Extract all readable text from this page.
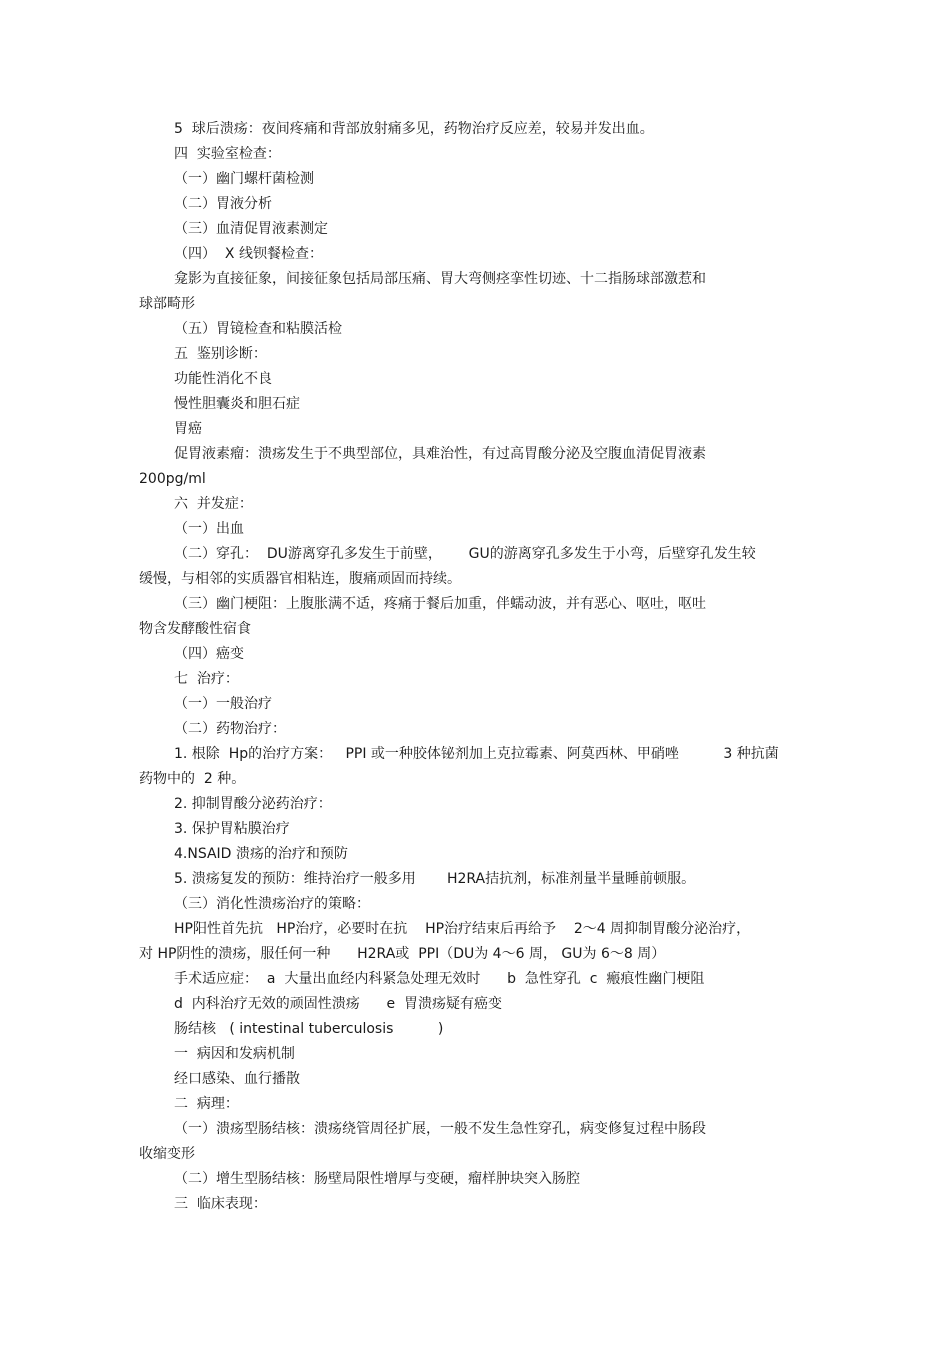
5  球后溃疡：夜间疼痛和背部放射痛多见，药物治疗反应差，较易并发出血。
四  实验室检查：
（一）幽门螺杆菌检测
（二）胃液分析
（三）血清促胃液素测定
（四）  X 线钡餐检查：
龛影为直接征象，间接征象包括局部压痛、胃大弯侧痉挛性切迹、十二指肠球部激惹和
球部畸形
（五）胃镜检查和粘膜活检
五  鉴别诊断：
功能性消化不良
慢性胆囊炎和胆石症
胃癌
促胃液素瘤：溃疡发生于不典型部位，具难治性，有过高胃酸分泌及空腹血清促胃液素
200pg/ml
六  并发症：
（一）出血
（二）穿孔：  DU游离穿孔多发生于前壁，      GU的游离穿孔多发生于小弯，后壁穿孔发生较
缓慢，与相邻的实质器官相粘连，腹痛顽固而持续。
（三）幽门梗阻：上腹胀满不适，疼痛于餐后加重，伴蠕动波，并有恶心、呕吐，呕吐
物含发酵酸性宿食
（四）癌变
七  治疗：
（一）一般治疗
（二）药物治疗：
1. 根除  Hp的治疗方案：   PPI 或一种胶体铋剂加上克拉霉素、阿莫西林、甲硝唑          3 种抗菌
药物中的  2 种。
2. 抑制胃酸分泌药治疗：
3. 保护胃粘膜治疗
4.NSAID 溃疡的治疗和预防
5. 溃疡复发的预防：维持治疗一般多用       H2RA拮抗剂，标准剂量半量睡前顿服。
（三）消化性溃疡治疗的策略：
HP阳性首先抗   HP治疗，必要时在抗    HP治疗结束后再给予    2～4 周抑制胃酸分泌治疗，
对 HP阴性的溃疡，服任何一种      H2RA或  PPI（DU为 4～6 周， GU为 6～8 周）
手术适应症：  a  大量出血经内科紧急处理无效时      b  急性穿孔  c  瘢痕性幽门梗阻
d  内科治疗无效的顽固性溃疡      e  胃溃疡疑有癌变
肠结核   ( intestinal tuberculosis          )
一  病因和发病机制
经口感染、血行播散
二  病理：
（一）溃疡型肠结核：溃疡绕管周径扩展，一般不发生急性穿孔，病变修复过程中肠段
收缩变形
（二）增生型肠结核：肠壁局限性增厚与变硬，瘤样肿块突入肠腔
三  临床表现：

----

What needs to be done: Repeat each record exactly, with the pictures left out.

Result below:
Extract all readable text from this page.
5  球后溃疡：夜间疼痛和背部放射痛多见，药物治疗反应差，较易并发出血。
四  实验室检查：
（一）幽门螺杆菌检测
（二）胃液分析
（三）血清促胃液素测定
（四）  X 线钡餐检查：
龛影为直接征象，间接征象包括局部压痛、胃大弯侧痉挛性切迹、十二指肠球部激惹和
球部畸形
（五）胃镜检查和粘膜活检
五  鉴别诊断：
功能性消化不良
慢性胆囊炎和胆石症
胃癌
促胃液素瘤：溃疡发生于不典型部位，具难治性，有过高胃酸分泌及空腹血清促胃液素
200pg/ml
六  并发症：
（一）出血
（二）穿孔：  DU游离穿孔多发生于前壁，      GU的游离穿孔多发生于小弯，后壁穿孔发生较
缓慢，与相邻的实质器官相粘连，腹痛顽固而持续。
（三）幽门梗阻：上腹胀满不适，疼痛于餐后加重，伴蠕动波，并有恶心、呕吐，呕吐
物含发酵酸性宿食
（四）癌变
七  治疗：
（一）一般治疗
（二）药物治疗：
1. 根除  Hp的治疗方案：   PPI 或一种胶体铋剂加上克拉霉素、阿莫西林、甲硝唑          3 种抗菌
药物中的  2 种。
2. 抑制胃酸分泌药治疗：
3. 保护胃粘膜治疗
4.NSAID 溃疡的治疗和预防
5. 溃疡复发的预防：维持治疗一般多用       H2RA拮抗剂，标准剂量半量睡前顿服。
（三）消化性溃疡治疗的策略：
HP阳性首先抗   HP治疗，必要时在抗    HP治疗结束后再给予    2～4 周抑制胃酸分泌治疗，
对 HP阴性的溃疡，服任何一种      H2RA或  PPI（DU为 4～6 周， GU为 6～8 周）
手术适应症：  a  大量出血经内科紧急处理无效时      b  急性穿孔  c  瘢痕性幽门梗阻
d  内科治疗无效的顽固性溃疡      e  胃溃疡疑有癌变
肠结核   ( intestinal tuberculosis          )
一  病因和发病机制
经口感染、血行播散
二  病理：
（一）溃疡型肠结核：溃疡绕管周径扩展，一般不发生急性穿孔，病变修复过程中肠段
收缩变形
（二）增生型肠结核：肠壁局限性增厚与变硬，瘤样肿块突入肠腔
三  临床表现：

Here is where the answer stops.